● **Given problem**:
Copy every line that contains the string "Laufleistung" from the entries below.

● **Recorded data**:

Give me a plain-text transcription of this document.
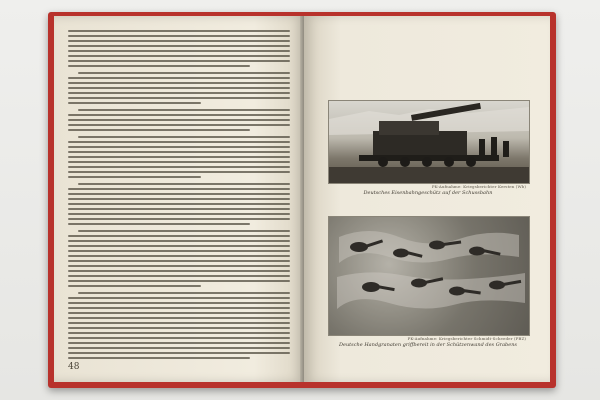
48
PK-Aufnahme: Kriegsberichter Kersten (Wb)
Deutsches Eisenbahngeschütz auf der Schussbahn
PK-Aufnahme: Kriegsberichter Schmidt-Scheeder (PBZ)
Deutsche Handgranaten griffbereit in der Schützenwand des Grabens
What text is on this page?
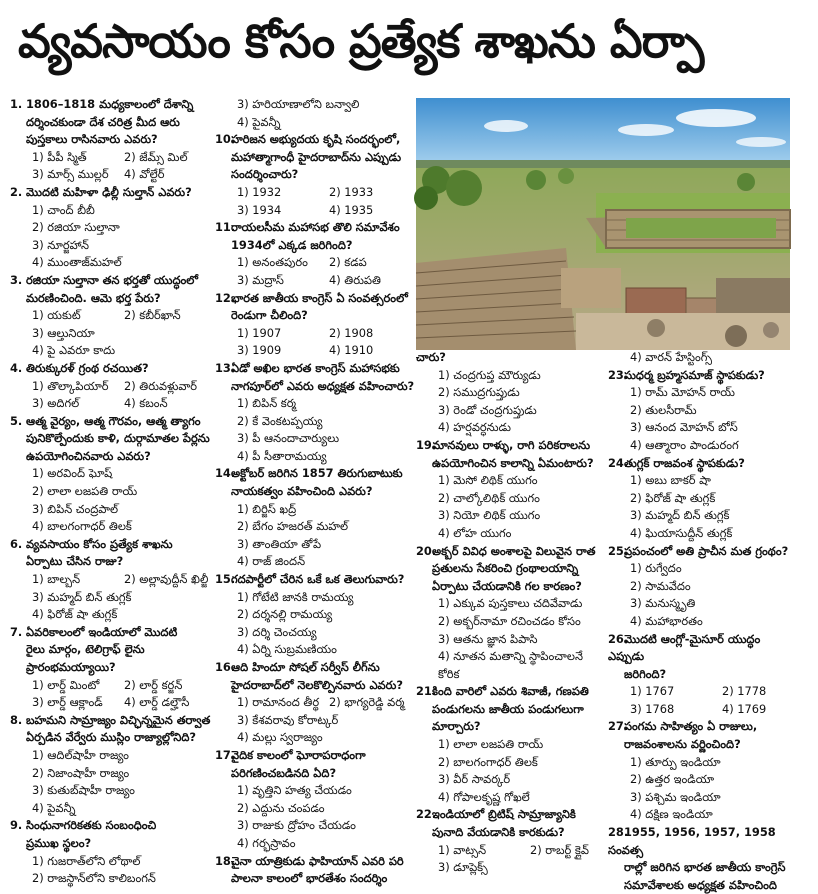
వ్యవసాయం కోసం ప్రత్యేక శాఖను ఏర్పా

1. 1806–1818 మధ్యకాలంలో దేశాన్ని

దర్శించకుండా దేశ చరిత్ర మీద ఆరు

పుస్తకాలు రాసినవారు ఎవరు?

1) పీపీ స్మిత్	2) జేమ్స్ మిల్
3) మార్స్ ముల్లర్	4) వోల్టేర్

2. మొదటి మహిళా ఢిల్లీ సుల్తాన్ ఎవరు?

1) చాంద్ బీబీ

2) రజియా సుల్తానా

3) నూర్జహాన్

4) ముంతాజ్‌మహల్

3. రజియా సుల్తానా తన భర్తతో యుద్ధంలో

మరణించింది. ఆమె భర్త పేరు?

1) యకుట్	2) కబీర్‌ఖాన్

3) ఆల్తునియా

4) పై ఎవరూ కాదు

4. తిరుక్కురళ్ గ్రంథ రచయిత?

1) తొల్కాపియార్	2) తిరువళ్లువార్
3) అదిగల్	4) కబంన్

5. ఆత్మ వైర్యం, ఆత్మ గౌరవం, ఆత్మ త్యాగం

పునికొల్పేందుకు కాళి, దుర్గామాతల పేర్లను

ఉపయోగించినవారు ఎవరు?

1) అరవింద్ ఘోష్

2) లాలా లజపతి రాయ్

3) బిపిన్ చంద్రపాల్

4) బాలగంగాధర్ తిలక్

6. వ్యవసాయం కోసం ప్రత్యేక శాఖను

ఏర్పాటు చేసిన రాజు?

1) బాల్బన్	2) అల్లావుద్దీన్ ఖిల్జీ

3) మహ్మద్ బిన్ తుగ్లక్

4) ఫిరోజ్ షా తుగ్లక్

7. ఏవరికాలంలో ఇండియాలో మొదటి

రైలు మార్గం, టెలిగ్రాఫ్ లైను

ప్రారంభమయ్యాయి?

1) లార్డ్ మింటో	2) లార్డ్ కర్జన్
3) లార్డ్ ఆక్లాండ్	4) లార్డ్ డల్హౌసీ

8. బహమని సామ్రాజ్యం విచ్ఛిన్నమైన తర్వాత

ఏర్పడిన వేర్వేరు ముస్లిం రాజ్యాల్లోనిది?

1) ఆదిల్‌షాహీ రాజ్యం

2) నిజాంషాహీ రాజ్యం

3) కుతుబ్‌షాహీ రాజ్యం

4) పైవన్నీ

9. సింధునాగరికతకు సంబంధించి

ప్రముఖ స్థలం?

1) గుజరాత్‌లోని లోథాల్

2) రాజస్థాన్‌లోని కాలిబంగన్

3) హరియాణాలోని బన్వాలి

4) పైవన్నీ

10.హరిజన అభ్యుదయ కృషి సందర్భంలో,

మహాత్మాగాంధీ హైదరాబాద్‌ను ఎప్పుడు

సందర్శించారు?

1) 1932	2) 1933
3) 1934	4) 1935

11.రాయలసీమ మహాసభ తొలి సమావేశం

1934లో ఎక్కడ జరిగింది?

1) అనంతపురం	2) కడప
3) మద్రాస్	4) తిరుపతి

12.భారత జాతీయ కాంగ్రెస్ ఏ సంవత్సరంలో

రెండుగా చీలింది?

1) 1907	2) 1908
3) 1909	4) 1910

13.ఏడో అఖిల భారత కాంగ్రెస్ మహాసభకు

నాగపూర్‌లో ఎవరు అధ్యక్షత వహించారు?

1) బిపిన్ కర్మ

2) కే వెంకటప్పయ్య

3) పీ ఆనందాచార్యులు

4) పీ సీతారామయ్య

14.అక్టోబర్ జరిగిన 1857 తిరుగుబాటుకు

నాయకత్వం వహించింది ఎవరు?

1) బిర్జిస్ ఖద్ర్

2) బేగం హజరత్ మహల్

3) తాంతియా తోపే

4) రాజ్ జిందన్

15.గదపార్టీలో చేరిన ఒకే ఒక తెలుగువారు?

1) గోటేటి జానకి రామయ్య

2) దర్శనల్లి రామయ్య

3) దర్శి చెంచయ్య

4) ఏర్ని సుబ్రమణియం

16.ఆది హిందూ సోషల్ సర్వీస్ లీగ్‌ను

హైదరాబాద్‌లో నెలకొల్పినవారు ఎవరు?

1) రామానంద తీర్థ 2) భాగ్యరెడ్డి వర్మ

3) కేశవరావు కోరాట్కర్

4) మల్లు స్వరాజ్యం

17.వైదిక కాలంలో ఘోరాపరాధంగా

పరిగణించబడినది ఏది?

1) వృత్తిని హత్య చేయడం

2) ఎద్దును చంపడం

3) రాజుకు ద్రోహం చేయడం

4) గర్భస్రావం

18.చైనా యాత్రికుడు ఫాహియాన్ ఎవరి పరి

పాలనా కాలంలో భారతేశం సందర్శిం

చారు?

1) చంద్రగుప్త మౌర్యుడు

2) సముద్రగుప్తుడు

3) రెండో చంద్రగుప్తుడు

4) హర్షవర్ధనుడు

19.మానవులు రాళ్ళు, రాగి పరికరాలను

ఉపయోగించిన కాలాన్ని ఏమంటారు?

1) మెసో లిథిక్ యుగం

2) చాల్కోలిథిక్ యుగం

3) నియో లిథిక్ యుగం

4) లోహ యుగం

20.అక్బర్ వివిధ అంశాలపై విలువైన రాత

ప్రతులను సేకరించి గ్రంథాలయాన్ని

ఏర్పాటు చేయడానికి గల కారణం?

1) ఎక్కువ పుస్తకాలు చదివేవాడు

2) అక్బర్‌నామా రచించడం కోసం

3) ఆతను జ్ఞాన పిపాసి

4) నూతన మతాన్ని స్థాపించాలనే కోరిక

21.కింది వారిలో ఎవరు శివాజీ, గణపతి

పండుగలను జాతీయ పండుగలుగా

మార్చారు?

1) లాలా లజపతి రాయ్

2) బాలగంగాధర్ తిలక్

3) వీర్ సావర్కర్

4) గోపాలకృష్ణ గోఖలే

22.ఇండియాలో బ్రిటిష్ సామ్రాజ్యానికి

పునాది వేయడానికి కారకుడు?

1) వాట్సన్	2) రాబర్ట్ క్లైవ్

3) డూప్లెక్స్

4) వారన్ హేస్టింగ్స్

23.సుధర్మ బ్రహ్మసమాజ్ స్థాపకుడు?

1) రామ్ మోహన్ రాయ్

2) తులసీరామ్

3) ఆనంద మోహన్ బోస్

4) ఆత్మారాం పాండురంగ

24.తుగ్లక్ రాజవంశ స్థాపకుడు?

1) అబు బాకర్ షా

2) ఫిరోజ్ షా తుగ్లక్

3) మహ్మద్ బిన్ తుగ్లక్

4) ఘియాసుద్దీన్ తుగ్లక్

25.ప్రపంచంలో అతి ప్రాచీన మత గ్రంథం?

1) రుగ్వేదం

2) సామవేదం

3) మనుస్మృతి

4) మహాభారతం

26.మొదటి ఆంగ్లో-మైసూర్ యుద్ధం ఎప్పుడు

జరిగింది?

1) 1767	2) 1778
3) 1768	4) 1769

27.సంగమ సాహిత్యం ఏ రాజులు,

రాజవంశాలను వర్ణించింది?

1) తూర్పు ఇండియా

2) ఉత్తర ఇండియా

3) పశ్చిమ ఇండియా

4) దక్షిణ ఇండియా

28.1955, 1956, 1957, 1958 సంవత్స

రాల్లో జరిగిన భారత జాతీయ కాంగ్రెస్

సమావేశాలకు అధ్యక్షత వహించింది
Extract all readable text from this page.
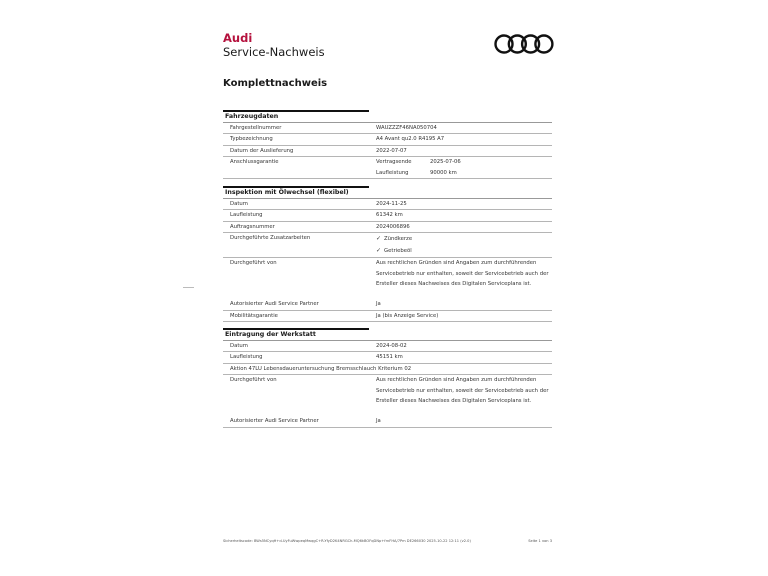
Audi
Service-Nachweis
Komplettnachweis
Fahrzeugdaten
Fahrgestellnummer	WAUZZZF46NA050704
Typbezeichnung	A4 Avant qu2.0 R4195 A7
Datum der Auslieferung	2022-07-07
Anschlussgarantie	Vertragsende	2025-07-06
Laufleistung	90000 km
Inspektion mit Ölwechsel (flexibel)
Datum	2024-11-25
Laufleistung	61342 km
Auftragsnummer	2024006896
Durchgeführte Zusatzarbeiten	✓ Zündkerze
✓ Getriebeöl
Durchgeführt von	Aus rechtlichen Gründen sind Angaben zum durchführenden
Servicebetrieb nur enthalten, soweit der Servicebetrieb auch der
Ersteller dieses Nachweises des Digitalen Serviceplans ist.
Autorisierter Audi Service Partner	Ja
Mobilitätsgarantie	Ja (bis Anzeige Service)
Eintragung der Werkstatt
Datum	2024-08-02
Laufleistung	45151 km
Aktion 47LU Lebensdaueruntersuchung Bremsschlauch Kriterium 02
Durchgeführt von	Aus rechtlichen Gründen sind Angaben zum durchführenden
Servicebetrieb nur enthalten, soweit der Servicebetrieb auch der
Ersteller dieses Nachweises des Digitalen Serviceplans ist.
Autorisierter Audi Service Partner	Ja
Sicherheitscode: BWs5NCyqH+d-UyFuWwpeqMwqgC+R-YfyD2K4NRGCh-MQ6kBOFqDNp+frnFHA/7Pm DE266030 2025-10-22 12:11 (v2.0)	Seite 1 von 3
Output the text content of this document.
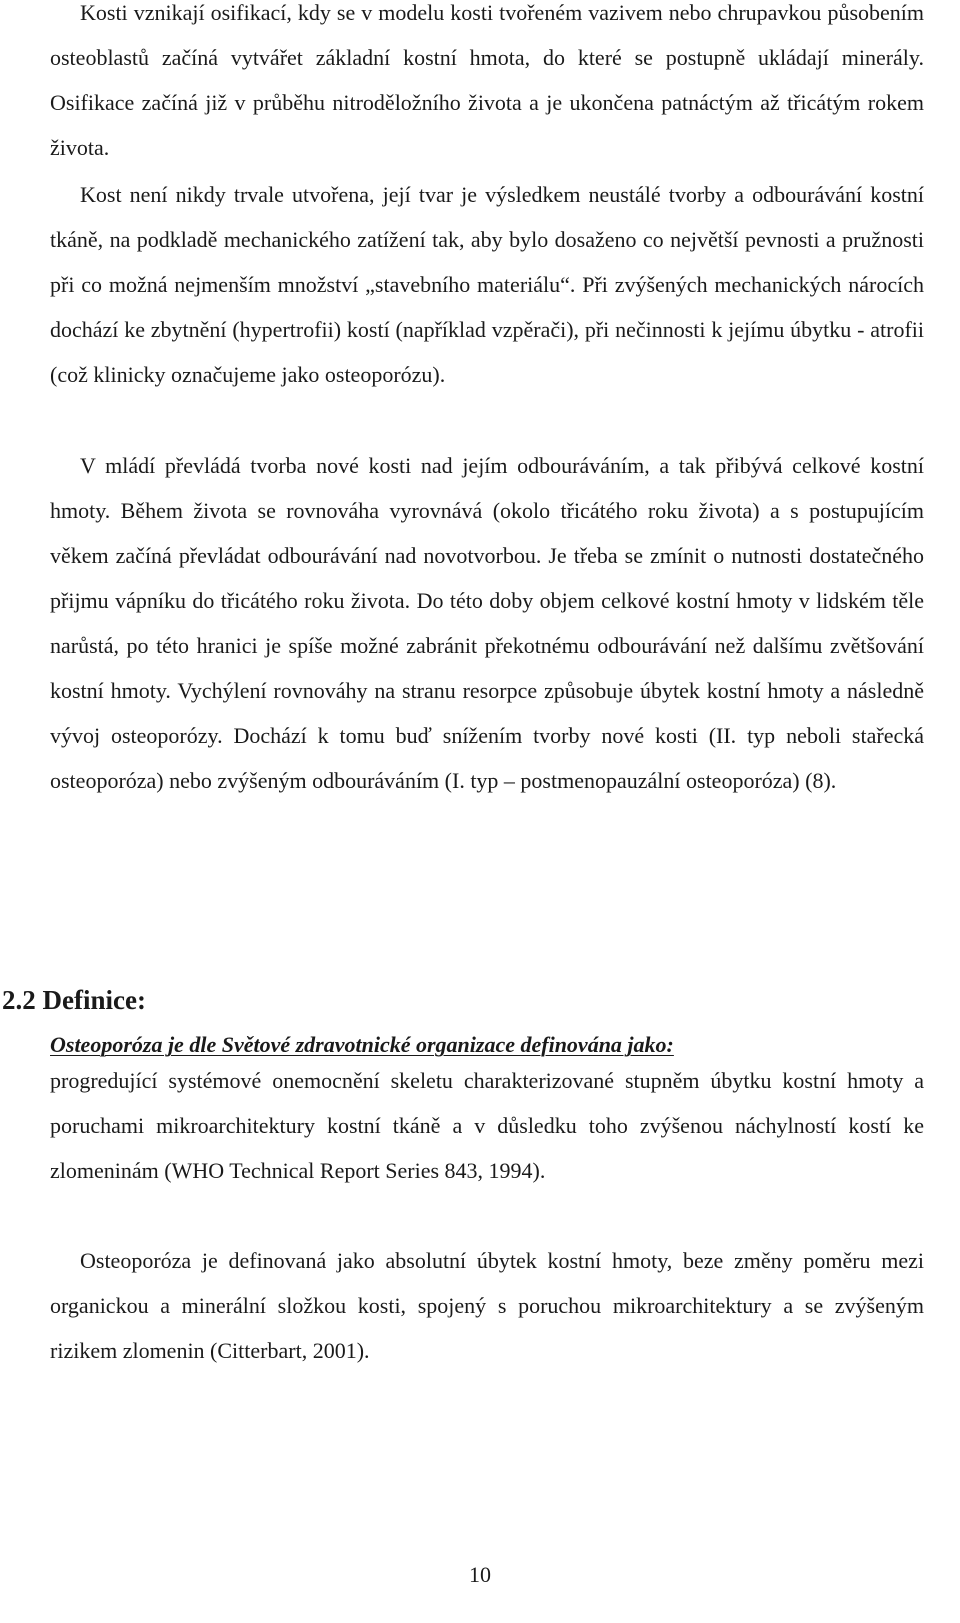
Kosti vznikají osifikací, kdy se v modelu kosti tvořeném vazivem nebo chrupavkou působením osteoblastů začíná vytvářet základní kostní hmota, do které se postupně ukládají minerály. Osifikace začíná již v průběhu nitroděložního života a je ukončena patnáctým až třicátým rokem života.

Kost není nikdy trvale utvořena, její tvar je výsledkem neustálé tvorby a odbourávání kostní tkáně, na podkladě mechanického zatížení tak, aby bylo dosaženo co největší pevnosti a pružnosti při co možná nejmenším množství „stavebního materiálu“. Při zvýšených mechanických nárocích dochází ke zbytnění (hypertrofii) kostí (například vzpěrači), při nečinnosti k jejímu úbytku - atrofii (což klinicky označujeme jako osteoporózu).

V mládí převládá tvorba nové kosti nad jejím odbouráváním, a tak přibývá celkové kostní hmoty. Během života se rovnováha vyrovnává (okolo třicátého roku života) a s postupujícím věkem začíná převládat odbourávání nad novotvorbou. Je třeba se zmínit o nutnosti dostatečného přijmu vápníku do třicátého roku života. Do této doby objem celkové kostní hmoty v lidském těle narůstá, po této hranici je spíše možné zabránit překotnému odbourávání než dalšímu zvětšování kostní hmoty. Vychýlení rovnováhy na stranu resorpce způsobuje úbytek kostní hmoty a následně vývoj osteoporózy. Dochází k tomu buď snížením tvorby nové kosti (II. typ neboli stařecká osteoporóza) nebo zvýšeným odbouráváním (I. typ – postmenopauzální osteoporóza) (8).

2.2 Definice:

Osteoporóza je dle Světové zdravotnické organizace definována jako:

progredující systémové onemocnění skeletu charakterizované stupněm úbytku kostní hmoty a poruchami mikroarchitektury kostní tkáně a v důsledku toho zvýšenou náchylností kostí ke zlomeninám (WHO Technical Report Series 843, 1994).

Osteoporóza je definovaná jako absolutní úbytek kostní hmoty, beze změny poměru mezi organickou a minerální složkou kosti, spojený s poruchou mikroarchitektury a se zvýšeným rizikem zlomenin (Citterbart, 2001).

10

● **Result of the task**:
Laufleistung	90000 km
Laufleistung	61342 km
Laufleistung	45151 km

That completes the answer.